* [Task to complete]
Copy out each line in the material below that has the word "简述管理会计与财务会计的联系和区别".

* [Extracted information]

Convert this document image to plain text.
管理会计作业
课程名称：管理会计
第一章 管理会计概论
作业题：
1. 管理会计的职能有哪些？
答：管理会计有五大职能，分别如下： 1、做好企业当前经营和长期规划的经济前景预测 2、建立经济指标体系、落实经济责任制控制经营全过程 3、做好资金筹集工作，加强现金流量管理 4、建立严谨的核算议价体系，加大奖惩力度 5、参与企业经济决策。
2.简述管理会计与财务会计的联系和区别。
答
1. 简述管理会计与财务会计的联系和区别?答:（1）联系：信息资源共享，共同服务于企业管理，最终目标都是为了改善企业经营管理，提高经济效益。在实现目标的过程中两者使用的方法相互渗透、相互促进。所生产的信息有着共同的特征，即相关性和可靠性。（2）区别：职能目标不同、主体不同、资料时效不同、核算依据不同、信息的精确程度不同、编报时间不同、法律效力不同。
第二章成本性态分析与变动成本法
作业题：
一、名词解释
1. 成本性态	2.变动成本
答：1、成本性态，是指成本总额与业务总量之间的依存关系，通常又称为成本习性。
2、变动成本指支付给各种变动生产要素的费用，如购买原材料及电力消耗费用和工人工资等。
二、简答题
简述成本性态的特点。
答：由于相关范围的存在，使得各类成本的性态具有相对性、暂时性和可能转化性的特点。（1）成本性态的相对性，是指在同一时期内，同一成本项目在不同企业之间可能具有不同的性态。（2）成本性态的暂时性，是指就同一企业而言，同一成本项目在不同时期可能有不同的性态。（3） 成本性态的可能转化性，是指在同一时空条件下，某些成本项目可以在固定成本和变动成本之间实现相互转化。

* [Answer for this exercise]
2.简述管理会计与财务会计的联系和区别。
1. 简述管理会计与财务会计的联系和区别?答:（1）联系：信息资源共享，共同服务于企业管理，最终目标都是为了改善企业经营管理，提高经济效益。在实现目标的过程中两者使用的方法相互渗透、相互促进。所生产的信息有着共同的特征，即相关性和可靠性。（2）区别：职能目标不同、主体不同、资料时效不同、核算依据不同、信息的精确程度不同、编报时间不同、法律效力不同。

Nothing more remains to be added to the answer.